Dataset excerpt

———

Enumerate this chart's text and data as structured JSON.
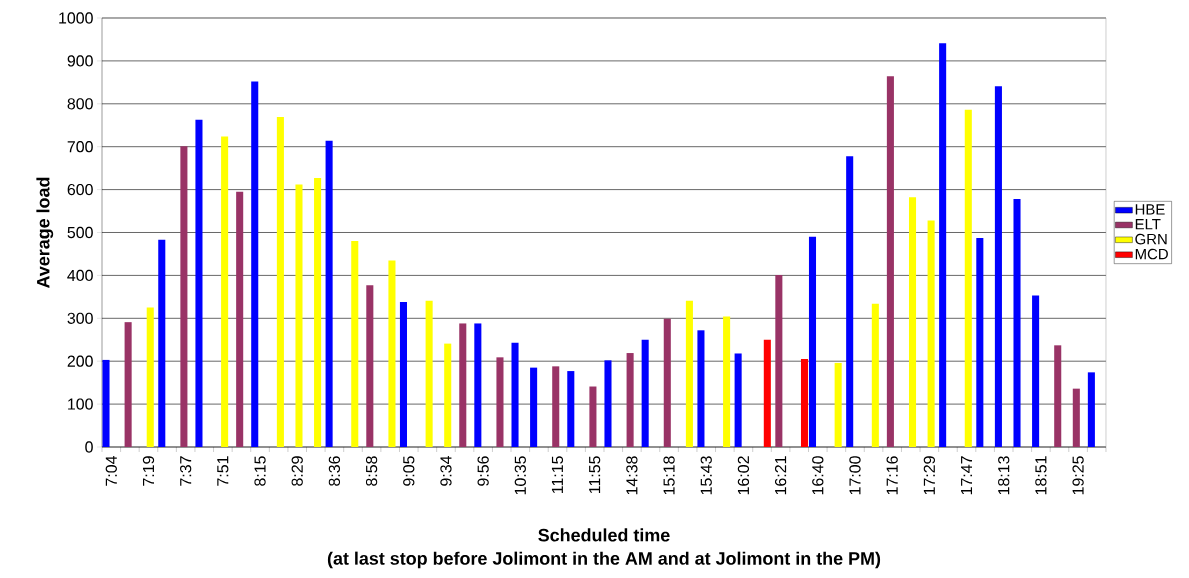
{
  "chart_data": {
    "type": "bar",
    "xlabel": "Scheduled time",
    "ylabel": "Average load",
    "annotations": [
      "(at last stop before Jolimont in the AM and at Jolimont in the PM)"
    ],
    "categories": [
      "7:04",
      null,
      "7:19",
      null,
      "7:37",
      null,
      "7:51",
      null,
      "8:15",
      null,
      "8:29",
      null,
      "8:36",
      null,
      "8:58",
      null,
      "9:05",
      null,
      "9:34",
      null,
      "9:56",
      null,
      "10:35",
      null,
      "11:15",
      null,
      "11:55",
      null,
      "14:38",
      null,
      "15:18",
      null,
      "15:43",
      null,
      "16:02",
      null,
      "16:21",
      null,
      "16:40",
      null,
      "17:00",
      null,
      "17:16",
      null,
      "17:29",
      null,
      "17:47",
      null,
      "18:13",
      null,
      "18:51",
      null,
      "19:25",
      null
    ],
    "series": [
      {
        "name": "HBE",
        "color": "#0000ff",
        "values": [
          203,
          null,
          null,
          483,
          null,
          763,
          null,
          null,
          852,
          null,
          null,
          null,
          714,
          null,
          null,
          null,
          338,
          null,
          null,
          null,
          288,
          null,
          243,
          185,
          null,
          177,
          null,
          202,
          null,
          250,
          null,
          null,
          272,
          null,
          218,
          null,
          null,
          null,
          490,
          null,
          678,
          null,
          null,
          null,
          null,
          941,
          null,
          487,
          841,
          578,
          353,
          null,
          null,
          174
        ]
      },
      {
        "name": "ELT",
        "color": "#993366",
        "values": [
          null,
          291,
          null,
          null,
          701,
          null,
          null,
          595,
          null,
          null,
          null,
          null,
          null,
          null,
          377,
          null,
          null,
          null,
          null,
          288,
          null,
          209,
          null,
          null,
          188,
          null,
          141,
          null,
          219,
          null,
          299,
          null,
          null,
          null,
          null,
          null,
          401,
          null,
          null,
          null,
          null,
          null,
          864,
          null,
          null,
          null,
          null,
          null,
          null,
          null,
          null,
          237,
          136,
          null
        ]
      },
      {
        "name": "GRN",
        "color": "#ffff00",
        "values": [
          null,
          null,
          325,
          null,
          null,
          null,
          724,
          null,
          null,
          769,
          612,
          627,
          null,
          480,
          null,
          435,
          null,
          341,
          241,
          null,
          null,
          null,
          null,
          null,
          null,
          null,
          null,
          null,
          null,
          null,
          null,
          341,
          null,
          304,
          null,
          null,
          null,
          null,
          null,
          196,
          null,
          334,
          null,
          582,
          528,
          null,
          786,
          null,
          null,
          null,
          null,
          null,
          null,
          null
        ]
      },
      {
        "name": "MCD",
        "color": "#ff0000",
        "values": [
          null,
          null,
          null,
          null,
          null,
          null,
          null,
          null,
          null,
          null,
          null,
          null,
          null,
          null,
          null,
          null,
          null,
          null,
          null,
          null,
          null,
          null,
          null,
          null,
          null,
          null,
          null,
          null,
          null,
          null,
          null,
          null,
          null,
          null,
          null,
          250,
          null,
          205,
          null,
          null,
          null,
          null,
          null,
          null,
          null,
          null,
          null,
          null,
          null,
          null,
          null,
          null,
          null,
          null
        ]
      }
    ],
    "ylim": [
      0,
      1000
    ],
    "yticks": [
      0,
      100,
      200,
      300,
      400,
      500,
      600,
      700,
      800,
      900,
      1000
    ],
    "grid": "y",
    "legend": "right"
  }
}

———

*WRITTEN REQUEST*
Using the data above, print every line exactly, omitting pictures.

*WRITTEN ANSWER*
Enumerate this chart's text and data as structured JSON.
{
  "chart_data": {
    "type": "bar",
    "xlabel": "Scheduled time",
    "ylabel": "Average load",
    "annotations": [
      "(at last stop before Jolimont in the AM and at Jolimont in the PM)"
    ],
    "categories": [
      "7:04",
      null,
      "7:19",
      null,
      "7:37",
      null,
      "7:51",
      null,
      "8:15",
      null,
      "8:29",
      null,
      "8:36",
      null,
      "8:58",
      null,
      "9:05",
      null,
      "9:34",
      null,
      "9:56",
      null,
      "10:35",
      null,
      "11:15",
      null,
      "11:55",
      null,
      "14:38",
      null,
      "15:18",
      null,
      "15:43",
      null,
      "16:02",
      null,
      "16:21",
      null,
      "16:40",
      null,
      "17:00",
      null,
      "17:16",
      null,
      "17:29",
      null,
      "17:47",
      null,
      "18:13",
      null,
      "18:51",
      null,
      "19:25",
      null
    ],
    "series": [
      {
        "name": "HBE",
        "color": "#0000ff",
        "values": [
          203,
          null,
          null,
          483,
          null,
          763,
          null,
          null,
          852,
          null,
          null,
          null,
          714,
          null,
          null,
          null,
          338,
          null,
          null,
          null,
          288,
          null,
          243,
          185,
          null,
          177,
          null,
          202,
          null,
          250,
          null,
          null,
          272,
          null,
          218,
          null,
          null,
          null,
          490,
          null,
          678,
          null,
          null,
          null,
          null,
          941,
          null,
          487,
          841,
          578,
          353,
          null,
          null,
          174
        ]
      },
      {
        "name": "ELT",
        "color": "#993366",
        "values": [
          null,
          291,
          null,
          null,
          701,
          null,
          null,
          595,
          null,
          null,
          null,
          null,
          null,
          null,
          377,
          null,
          null,
          null,
          null,
          288,
          null,
          209,
          null,
          null,
          188,
          null,
          141,
          null,
          219,
          null,
          299,
          null,
          null,
          null,
          null,
          null,
          401,
          null,
          null,
          null,
          null,
          null,
          864,
          null,
          null,
          null,
          null,
          null,
          null,
          null,
          null,
          237,
          136,
          null
        ]
      },
      {
        "name": "GRN",
        "color": "#ffff00",
        "values": [
          null,
          null,
          325,
          null,
          null,
          null,
          724,
          null,
          null,
          769,
          612,
          627,
          null,
          480,
          null,
          435,
          null,
          341,
          241,
          null,
          null,
          null,
          null,
          null,
          null,
          null,
          null,
          null,
          null,
          null,
          null,
          341,
          null,
          304,
          null,
          null,
          null,
          null,
          null,
          196,
          null,
          334,
          null,
          582,
          528,
          null,
          786,
          null,
          null,
          null,
          null,
          null,
          null,
          null
        ]
      },
      {
        "name": "MCD",
        "color": "#ff0000",
        "values": [
          null,
          null,
          null,
          null,
          null,
          null,
          null,
          null,
          null,
          null,
          null,
          null,
          null,
          null,
          null,
          null,
          null,
          null,
          null,
          null,
          null,
          null,
          null,
          null,
          null,
          null,
          null,
          null,
          null,
          null,
          null,
          null,
          null,
          null,
          null,
          250,
          null,
          205,
          null,
          null,
          null,
          null,
          null,
          null,
          null,
          null,
          null,
          null,
          null,
          null,
          null,
          null,
          null,
          null
        ]
      }
    ],
    "ylim": [
      0,
      1000
    ],
    "yticks": [
      0,
      100,
      200,
      300,
      400,
      500,
      600,
      700,
      800,
      900,
      1000
    ],
    "grid": "y",
    "legend": "right"
  }
}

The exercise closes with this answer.